How many of these lines hold the string "which"? Answer with the number only.

[Start DATA FOR THIS TASK]

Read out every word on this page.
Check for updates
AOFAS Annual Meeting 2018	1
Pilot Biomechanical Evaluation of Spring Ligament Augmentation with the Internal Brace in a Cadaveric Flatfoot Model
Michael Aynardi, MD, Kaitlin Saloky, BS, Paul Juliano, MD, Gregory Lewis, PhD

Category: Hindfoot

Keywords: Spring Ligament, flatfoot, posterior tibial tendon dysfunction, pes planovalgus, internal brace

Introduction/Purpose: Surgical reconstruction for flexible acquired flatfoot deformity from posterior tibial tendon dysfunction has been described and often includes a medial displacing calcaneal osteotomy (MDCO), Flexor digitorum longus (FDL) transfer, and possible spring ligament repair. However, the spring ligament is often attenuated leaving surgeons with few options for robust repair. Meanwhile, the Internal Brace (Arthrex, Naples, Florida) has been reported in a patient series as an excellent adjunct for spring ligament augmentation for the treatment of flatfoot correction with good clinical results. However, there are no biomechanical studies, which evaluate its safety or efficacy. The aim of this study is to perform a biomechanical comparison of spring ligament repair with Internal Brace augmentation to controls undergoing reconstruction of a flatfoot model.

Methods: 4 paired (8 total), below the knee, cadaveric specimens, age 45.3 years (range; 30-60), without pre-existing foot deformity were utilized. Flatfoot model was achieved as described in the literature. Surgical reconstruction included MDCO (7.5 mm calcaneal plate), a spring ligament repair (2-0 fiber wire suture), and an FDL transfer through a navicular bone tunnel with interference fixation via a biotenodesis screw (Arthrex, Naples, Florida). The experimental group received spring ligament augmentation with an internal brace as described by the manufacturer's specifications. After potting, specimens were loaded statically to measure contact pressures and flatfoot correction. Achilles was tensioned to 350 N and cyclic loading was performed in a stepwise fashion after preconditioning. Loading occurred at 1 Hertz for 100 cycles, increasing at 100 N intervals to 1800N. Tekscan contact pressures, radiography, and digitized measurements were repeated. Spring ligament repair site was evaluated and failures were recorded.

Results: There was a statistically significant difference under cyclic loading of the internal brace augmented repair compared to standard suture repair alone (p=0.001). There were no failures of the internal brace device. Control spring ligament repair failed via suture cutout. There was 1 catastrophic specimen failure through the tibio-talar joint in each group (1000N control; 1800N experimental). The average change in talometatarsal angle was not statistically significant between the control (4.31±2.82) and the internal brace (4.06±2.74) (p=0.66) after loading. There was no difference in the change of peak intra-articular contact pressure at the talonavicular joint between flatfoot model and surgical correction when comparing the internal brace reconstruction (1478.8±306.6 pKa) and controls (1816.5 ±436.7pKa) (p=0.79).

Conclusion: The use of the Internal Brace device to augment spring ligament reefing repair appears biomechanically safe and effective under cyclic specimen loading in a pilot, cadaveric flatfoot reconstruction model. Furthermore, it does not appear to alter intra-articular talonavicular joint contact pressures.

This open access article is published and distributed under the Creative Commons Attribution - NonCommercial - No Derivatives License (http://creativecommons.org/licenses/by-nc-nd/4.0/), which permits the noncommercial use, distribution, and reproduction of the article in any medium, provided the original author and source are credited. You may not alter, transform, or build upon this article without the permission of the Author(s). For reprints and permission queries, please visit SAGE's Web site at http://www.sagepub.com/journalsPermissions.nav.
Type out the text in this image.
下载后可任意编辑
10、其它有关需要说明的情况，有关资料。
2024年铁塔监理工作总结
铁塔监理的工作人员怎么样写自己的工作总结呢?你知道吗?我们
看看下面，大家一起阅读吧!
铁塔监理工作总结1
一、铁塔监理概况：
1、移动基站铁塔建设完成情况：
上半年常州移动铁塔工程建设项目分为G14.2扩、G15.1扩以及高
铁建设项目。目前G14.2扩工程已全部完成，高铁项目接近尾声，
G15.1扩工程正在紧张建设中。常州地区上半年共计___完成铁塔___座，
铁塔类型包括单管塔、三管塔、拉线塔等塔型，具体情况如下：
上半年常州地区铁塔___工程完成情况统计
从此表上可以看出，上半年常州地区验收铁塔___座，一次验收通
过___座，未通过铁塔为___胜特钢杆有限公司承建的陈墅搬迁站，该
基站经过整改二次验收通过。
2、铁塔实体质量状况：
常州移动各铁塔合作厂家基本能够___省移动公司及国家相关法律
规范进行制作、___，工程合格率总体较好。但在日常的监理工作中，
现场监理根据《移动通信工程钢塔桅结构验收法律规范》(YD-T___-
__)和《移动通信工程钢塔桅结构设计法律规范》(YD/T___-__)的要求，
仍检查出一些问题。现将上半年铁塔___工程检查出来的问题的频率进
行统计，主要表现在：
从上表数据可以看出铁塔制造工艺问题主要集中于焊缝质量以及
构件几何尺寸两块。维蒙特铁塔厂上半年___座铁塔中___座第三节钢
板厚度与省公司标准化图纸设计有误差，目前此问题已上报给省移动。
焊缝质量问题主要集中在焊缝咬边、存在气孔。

[End DATA FOR THIS TASK]

FINISHED TASK
2